Dataset records:

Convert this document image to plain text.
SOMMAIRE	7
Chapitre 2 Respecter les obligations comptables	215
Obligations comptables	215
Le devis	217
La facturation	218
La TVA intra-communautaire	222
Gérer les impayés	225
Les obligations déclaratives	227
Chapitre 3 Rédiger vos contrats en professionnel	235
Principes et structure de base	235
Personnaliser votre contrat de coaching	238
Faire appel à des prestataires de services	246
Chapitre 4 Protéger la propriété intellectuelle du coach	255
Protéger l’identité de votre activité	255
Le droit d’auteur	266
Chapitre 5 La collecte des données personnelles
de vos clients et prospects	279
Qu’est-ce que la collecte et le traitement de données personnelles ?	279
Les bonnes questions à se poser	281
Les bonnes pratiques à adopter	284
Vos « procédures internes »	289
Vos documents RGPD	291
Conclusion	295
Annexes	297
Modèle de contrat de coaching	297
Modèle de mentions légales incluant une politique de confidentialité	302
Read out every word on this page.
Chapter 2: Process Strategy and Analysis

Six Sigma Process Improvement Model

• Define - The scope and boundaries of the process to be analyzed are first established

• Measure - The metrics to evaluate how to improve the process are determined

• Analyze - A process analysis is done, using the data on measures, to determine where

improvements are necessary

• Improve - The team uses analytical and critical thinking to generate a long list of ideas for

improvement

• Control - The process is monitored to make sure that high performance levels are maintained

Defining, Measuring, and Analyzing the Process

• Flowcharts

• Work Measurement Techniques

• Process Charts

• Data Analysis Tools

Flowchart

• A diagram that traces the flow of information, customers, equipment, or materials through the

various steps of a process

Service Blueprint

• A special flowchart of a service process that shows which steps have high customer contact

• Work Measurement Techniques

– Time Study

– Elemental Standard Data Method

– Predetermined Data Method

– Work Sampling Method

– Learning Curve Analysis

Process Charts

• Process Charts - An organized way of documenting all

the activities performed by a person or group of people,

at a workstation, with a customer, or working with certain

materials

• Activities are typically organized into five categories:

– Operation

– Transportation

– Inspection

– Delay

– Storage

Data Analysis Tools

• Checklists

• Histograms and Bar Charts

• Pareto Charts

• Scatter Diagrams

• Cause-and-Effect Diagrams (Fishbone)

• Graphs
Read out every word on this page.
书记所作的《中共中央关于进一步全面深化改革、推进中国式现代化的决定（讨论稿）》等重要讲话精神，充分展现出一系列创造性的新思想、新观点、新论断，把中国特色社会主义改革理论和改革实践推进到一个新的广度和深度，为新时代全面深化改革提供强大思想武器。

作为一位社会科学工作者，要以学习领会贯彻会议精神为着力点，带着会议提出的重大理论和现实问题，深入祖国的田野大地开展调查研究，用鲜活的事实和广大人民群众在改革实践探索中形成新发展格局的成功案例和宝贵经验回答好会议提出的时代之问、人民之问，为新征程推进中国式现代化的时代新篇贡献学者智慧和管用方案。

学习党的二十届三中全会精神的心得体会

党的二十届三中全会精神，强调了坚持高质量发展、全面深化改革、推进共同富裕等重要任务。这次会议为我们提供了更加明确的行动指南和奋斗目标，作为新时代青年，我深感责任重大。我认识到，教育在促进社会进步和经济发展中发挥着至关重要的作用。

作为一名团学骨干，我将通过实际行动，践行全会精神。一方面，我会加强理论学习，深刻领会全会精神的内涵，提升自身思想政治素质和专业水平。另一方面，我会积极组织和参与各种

Stated exercise:
Copy every line in the listing above where the string "Chapitre" turns up.

Result of this task:
Chapitre 2 Respecter les obligations comptables	215
Chapitre 3 Rédiger vos contrats en professionnel	235
Chapitre 4 Protéger la propriété intellectuelle du coach	255
Chapitre 5 La collecte des données personnelles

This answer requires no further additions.